◆ Exercise goal
Extract the full listing verbatim and drop any pictures from your copy.

[Saved entries]
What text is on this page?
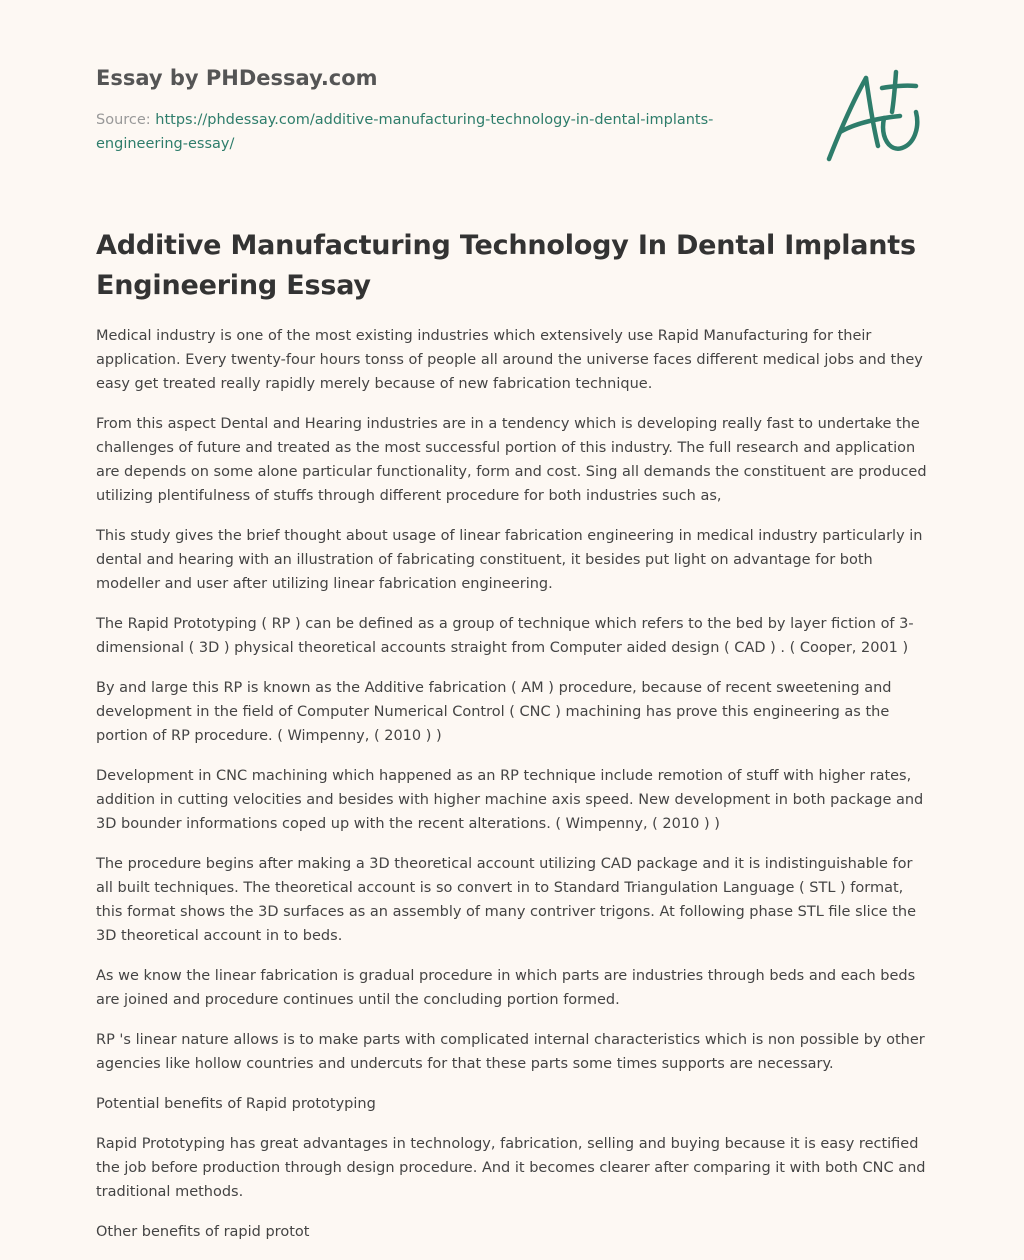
Essay by PHDessay.com
Source: https://phdessay.com/additive-manufacturing-technology-in-dental-implants-engineering-essay/
Additive Manufacturing Technology In Dental Implants Engineering Essay

Medical industry is one of the most existing industries which extensively use Rapid Manufacturing for their application. Every twenty-four hours tonss of people all around the universe faces different medical jobs and they easy get treated really rapidly merely because of new fabrication technique.

From this aspect Dental and Hearing industries are in a tendency which is developing really fast to undertake the challenges of future and treated as the most successful portion of this industry. The full research and application are depends on some alone particular functionality, form and cost. Sing all demands the constituent are produced utilizing plentifulness of stuffs through different procedure for both industries such as,

This study gives the brief thought about usage of linear fabrication engineering in medical industry particularly in dental and hearing with an illustration of fabricating constituent, it besides put light on advantage for both modeller and user after utilizing linear fabrication engineering.

The Rapid Prototyping ( RP ) can be defined as a group of technique which refers to the bed by layer fiction of 3-dimensional ( 3D ) physical theoretical accounts straight from Computer aided design ( CAD ) . ( Cooper, 2001 )

By and large this RP is known as the Additive fabrication ( AM ) procedure, because of recent sweetening and development in the field of Computer Numerical Control ( CNC ) machining has prove this engineering as the portion of RP procedure. ( Wimpenny, ( 2010 ) )

Development in CNC machining which happened as an RP technique include remotion of stuff with higher rates, addition in cutting velocities and besides with higher machine axis speed. New development in both package and 3D bounder informations coped up with the recent alterations. ( Wimpenny, ( 2010 ) )

The procedure begins after making a 3D theoretical account utilizing CAD package and it is indistinguishable for all built techniques. The theoretical account is so convert in to Standard Triangulation Language ( STL ) format, this format shows the 3D surfaces as an assembly of many contriver trigons. At following phase STL file slice the 3D theoretical account in to beds.

As we know the linear fabrication is gradual procedure in which parts are industries through beds and each beds are joined and procedure continues until the concluding portion formed.

RP 's linear nature allows is to make parts with complicated internal characteristics which is non possible by other agencies like hollow countries and undercuts for that these parts some times supports are necessary.

Potential benefits of Rapid prototyping

Rapid Prototyping has great advantages in technology, fabrication, selling and buying because it is easy rectified the job before production through design procedure. And it becomes clearer after comparing it with both CNC and traditional methods.

Other benefits of rapid protot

◆ Output of the exercise
What text is on this page?
Essay by PHDessay.com
Source: https://phdessay.com/additive-manufacturing-technology-in-dental-implants-engineering-essay/
Additive Manufacturing Technology In Dental Implants Engineering Essay

Medical industry is one of the most existing industries which extensively use Rapid Manufacturing for their application. Every twenty-four hours tonss of people all around the universe faces different medical jobs and they easy get treated really rapidly merely because of new fabrication technique.

From this aspect Dental and Hearing industries are in a tendency which is developing really fast to undertake the challenges of future and treated as the most successful portion of this industry. The full research and application are depends on some alone particular functionality, form and cost. Sing all demands the constituent are produced utilizing plentifulness of stuffs through different procedure for both industries such as,

This study gives the brief thought about usage of linear fabrication engineering in medical industry particularly in dental and hearing with an illustration of fabricating constituent, it besides put light on advantage for both modeller and user after utilizing linear fabrication engineering.

The Rapid Prototyping ( RP ) can be defined as a group of technique which refers to the bed by layer fiction of 3-dimensional ( 3D ) physical theoretical accounts straight from Computer aided design ( CAD ) . ( Cooper, 2001 )

By and large this RP is known as the Additive fabrication ( AM ) procedure, because of recent sweetening and development in the field of Computer Numerical Control ( CNC ) machining has prove this engineering as the portion of RP procedure. ( Wimpenny, ( 2010 ) )

Development in CNC machining which happened as an RP technique include remotion of stuff with higher rates, addition in cutting velocities and besides with higher machine axis speed. New development in both package and 3D bounder informations coped up with the recent alterations. ( Wimpenny, ( 2010 ) )

The procedure begins after making a 3D theoretical account utilizing CAD package and it is indistinguishable for all built techniques. The theoretical account is so convert in to Standard Triangulation Language ( STL ) format, this format shows the 3D surfaces as an assembly of many contriver trigons. At following phase STL file slice the 3D theoretical account in to beds.

As we know the linear fabrication is gradual procedure in which parts are industries through beds and each beds are joined and procedure continues until the concluding portion formed.

RP 's linear nature allows is to make parts with complicated internal characteristics which is non possible by other agencies like hollow countries and undercuts for that these parts some times supports are necessary.

Potential benefits of Rapid prototyping

Rapid Prototyping has great advantages in technology, fabrication, selling and buying because it is easy rectified the job before production through design procedure. And it becomes clearer after comparing it with both CNC and traditional methods.

Other benefits of rapid protot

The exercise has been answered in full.